■ Extracted entries ■
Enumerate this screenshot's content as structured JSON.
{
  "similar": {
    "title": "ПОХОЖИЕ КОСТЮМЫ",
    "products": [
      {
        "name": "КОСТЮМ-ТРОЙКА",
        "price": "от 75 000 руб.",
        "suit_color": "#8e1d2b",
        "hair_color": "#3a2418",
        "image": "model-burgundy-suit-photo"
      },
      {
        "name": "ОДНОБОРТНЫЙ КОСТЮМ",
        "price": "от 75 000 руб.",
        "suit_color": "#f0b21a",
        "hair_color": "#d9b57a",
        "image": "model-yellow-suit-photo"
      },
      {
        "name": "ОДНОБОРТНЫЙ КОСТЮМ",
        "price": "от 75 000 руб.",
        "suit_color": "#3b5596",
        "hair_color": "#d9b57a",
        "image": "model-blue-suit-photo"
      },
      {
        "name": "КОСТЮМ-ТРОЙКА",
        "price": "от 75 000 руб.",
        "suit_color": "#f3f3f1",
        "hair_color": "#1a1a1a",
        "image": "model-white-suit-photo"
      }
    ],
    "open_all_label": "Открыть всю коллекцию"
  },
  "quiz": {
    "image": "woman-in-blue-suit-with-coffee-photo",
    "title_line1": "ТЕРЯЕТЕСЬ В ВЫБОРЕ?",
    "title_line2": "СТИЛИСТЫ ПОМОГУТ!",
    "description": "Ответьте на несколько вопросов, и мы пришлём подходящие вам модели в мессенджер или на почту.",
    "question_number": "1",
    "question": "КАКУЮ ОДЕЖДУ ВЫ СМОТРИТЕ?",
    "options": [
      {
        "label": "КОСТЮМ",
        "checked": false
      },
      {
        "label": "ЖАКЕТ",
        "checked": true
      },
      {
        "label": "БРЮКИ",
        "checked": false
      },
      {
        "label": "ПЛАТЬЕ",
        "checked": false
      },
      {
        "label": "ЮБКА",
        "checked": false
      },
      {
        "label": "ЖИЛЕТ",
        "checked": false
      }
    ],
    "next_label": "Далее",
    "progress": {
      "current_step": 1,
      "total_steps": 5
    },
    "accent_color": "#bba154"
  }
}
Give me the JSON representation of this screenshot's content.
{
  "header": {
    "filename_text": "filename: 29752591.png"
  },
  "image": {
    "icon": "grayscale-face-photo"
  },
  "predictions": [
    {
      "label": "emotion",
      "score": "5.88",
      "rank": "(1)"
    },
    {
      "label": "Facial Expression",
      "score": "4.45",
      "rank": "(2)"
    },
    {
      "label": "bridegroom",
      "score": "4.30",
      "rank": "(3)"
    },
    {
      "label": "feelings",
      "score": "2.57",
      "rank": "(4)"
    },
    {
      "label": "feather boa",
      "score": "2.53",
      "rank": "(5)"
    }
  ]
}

■ What to produce ■
Return exactly the lines from the one containing "Give me the" through the last line of the records above, both included, and nothing else.

■ Finished task ■
Give me the JSON representation of this screenshot's content.
{
  "header": {
    "filename_text": "filename: 29752591.png"
  },
  "image": {
    "icon": "grayscale-face-photo"
  },
  "predictions": [
    {
      "label": "emotion",
      "score": "5.88",
      "rank": "(1)"
    },
    {
      "label": "Facial Expression",
      "score": "4.45",
      "rank": "(2)"
    },
    {
      "label": "bridegroom",
      "score": "4.30",
      "rank": "(3)"
    },
    {
      "label": "feelings",
      "score": "2.57",
      "rank": "(4)"
    },
    {
      "label": "feather boa",
      "score": "2.53",
      "rank": "(5)"
    }
  ]
}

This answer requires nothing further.